Dataset entries
▬▬▬▬▬▬▬▬▬▬
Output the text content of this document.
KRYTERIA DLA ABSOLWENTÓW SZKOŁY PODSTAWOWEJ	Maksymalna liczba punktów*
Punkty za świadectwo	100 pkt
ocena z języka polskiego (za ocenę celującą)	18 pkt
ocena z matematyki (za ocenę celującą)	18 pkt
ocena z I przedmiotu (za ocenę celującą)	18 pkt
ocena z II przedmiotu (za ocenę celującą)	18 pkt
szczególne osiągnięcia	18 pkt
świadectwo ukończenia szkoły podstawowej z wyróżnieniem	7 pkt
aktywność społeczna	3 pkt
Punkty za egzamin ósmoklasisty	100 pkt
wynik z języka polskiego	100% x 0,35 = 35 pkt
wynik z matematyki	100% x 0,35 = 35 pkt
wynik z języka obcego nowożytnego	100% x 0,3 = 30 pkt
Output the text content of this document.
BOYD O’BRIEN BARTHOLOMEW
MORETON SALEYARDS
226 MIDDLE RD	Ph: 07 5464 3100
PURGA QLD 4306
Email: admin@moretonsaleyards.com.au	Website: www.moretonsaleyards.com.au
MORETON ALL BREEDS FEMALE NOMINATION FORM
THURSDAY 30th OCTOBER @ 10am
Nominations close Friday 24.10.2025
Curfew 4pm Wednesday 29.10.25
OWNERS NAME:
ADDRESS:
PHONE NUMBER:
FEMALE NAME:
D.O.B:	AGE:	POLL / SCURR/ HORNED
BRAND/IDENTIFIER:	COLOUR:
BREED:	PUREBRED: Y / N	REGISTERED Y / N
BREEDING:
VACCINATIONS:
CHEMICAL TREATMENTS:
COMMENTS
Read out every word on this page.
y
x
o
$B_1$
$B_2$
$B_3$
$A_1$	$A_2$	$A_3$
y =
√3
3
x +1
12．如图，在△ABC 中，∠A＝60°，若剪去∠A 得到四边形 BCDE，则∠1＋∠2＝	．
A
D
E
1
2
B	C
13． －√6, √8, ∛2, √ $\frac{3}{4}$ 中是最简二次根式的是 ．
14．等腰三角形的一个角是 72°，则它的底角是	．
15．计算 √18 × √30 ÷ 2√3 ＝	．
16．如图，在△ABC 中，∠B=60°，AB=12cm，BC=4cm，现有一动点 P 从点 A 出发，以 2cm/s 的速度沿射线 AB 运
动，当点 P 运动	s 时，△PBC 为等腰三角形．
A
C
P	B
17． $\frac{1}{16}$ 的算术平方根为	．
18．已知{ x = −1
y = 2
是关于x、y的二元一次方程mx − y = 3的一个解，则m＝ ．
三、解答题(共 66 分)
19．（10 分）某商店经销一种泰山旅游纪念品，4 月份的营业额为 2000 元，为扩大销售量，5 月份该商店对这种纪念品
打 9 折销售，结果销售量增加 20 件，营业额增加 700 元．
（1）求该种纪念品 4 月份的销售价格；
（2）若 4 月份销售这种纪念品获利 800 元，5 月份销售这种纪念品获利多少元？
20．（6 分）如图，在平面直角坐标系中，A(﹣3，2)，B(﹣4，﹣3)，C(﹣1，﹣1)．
▬▬▬▬▬▬▬▬▬▬
Write out every record shown above, word for word.

Output the text content of this document.
KRYTERIA DLA ABSOLWENTÓW SZKOŁY PODSTAWOWEJ	Maksymalna liczba punktów*
Punkty za świadectwo	100 pkt
ocena z języka polskiego (za ocenę celującą)	18 pkt
ocena z matematyki (za ocenę celującą)	18 pkt
ocena z I przedmiotu (za ocenę celującą)	18 pkt
ocena z II przedmiotu (za ocenę celującą)	18 pkt
szczególne osiągnięcia	18 pkt
świadectwo ukończenia szkoły podstawowej z wyróżnieniem	7 pkt
aktywność społeczna	3 pkt
Punkty za egzamin ósmoklasisty	100 pkt
wynik z języka polskiego	100% x 0,35 = 35 pkt
wynik z matematyki	100% x 0,35 = 35 pkt
wynik z języka obcego nowożytnego	100% x 0,3 = 30 pkt
Output the text content of this document.
BOYD O’BRIEN BARTHOLOMEW
MORETON SALEYARDS
226 MIDDLE RD	Ph: 07 5464 3100
PURGA QLD 4306
Email: admin@moretonsaleyards.com.au	Website: www.moretonsaleyards.com.au
MORETON ALL BREEDS FEMALE NOMINATION FORM
THURSDAY 30th OCTOBER @ 10am
Nominations close Friday 24.10.2025
Curfew 4pm Wednesday 29.10.25
OWNERS NAME:
ADDRESS:
PHONE NUMBER:
FEMALE NAME:
D.O.B:	AGE:	POLL / SCURR/ HORNED
BRAND/IDENTIFIER:	COLOUR:
BREED:	PUREBRED: Y / N	REGISTERED Y / N
BREEDING:
VACCINATIONS:
CHEMICAL TREATMENTS:
COMMENTS
Read out every word on this page.
y
x
o
$B_1$
$B_2$
$B_3$
$A_1$	$A_2$	$A_3$
y =
√3
3
x +1
12．如图，在△ABC 中，∠A＝60°，若剪去∠A 得到四边形 BCDE，则∠1＋∠2＝	．
A
D
E
1
2
B	C
13． －√6, √8, ∛2, √ $\frac{3}{4}$ 中是最简二次根式的是 ．
14．等腰三角形的一个角是 72°，则它的底角是	．
15．计算 √18 × √30 ÷ 2√3 ＝	．
16．如图，在△ABC 中，∠B=60°，AB=12cm，BC=4cm，现有一动点 P 从点 A 出发，以 2cm/s 的速度沿射线 AB 运
动，当点 P 运动	s 时，△PBC 为等腰三角形．
A
C
P	B
17． $\frac{1}{16}$ 的算术平方根为	．
18．已知{ x = −1
y = 2
是关于x、y的二元一次方程mx − y = 3的一个解，则m＝ ．
三、解答题(共 66 分)
19．（10 分）某商店经销一种泰山旅游纪念品，4 月份的营业额为 2000 元，为扩大销售量，5 月份该商店对这种纪念品
打 9 折销售，结果销售量增加 20 件，营业额增加 700 元．
（1）求该种纪念品 4 月份的销售价格；
（2）若 4 月份销售这种纪念品获利 800 元，5 月份销售这种纪念品获利多少元？
20．（6 分）如图，在平面直角坐标系中，A(﹣3，2)，B(﹣4，﹣3)，C(﹣1，﹣1)．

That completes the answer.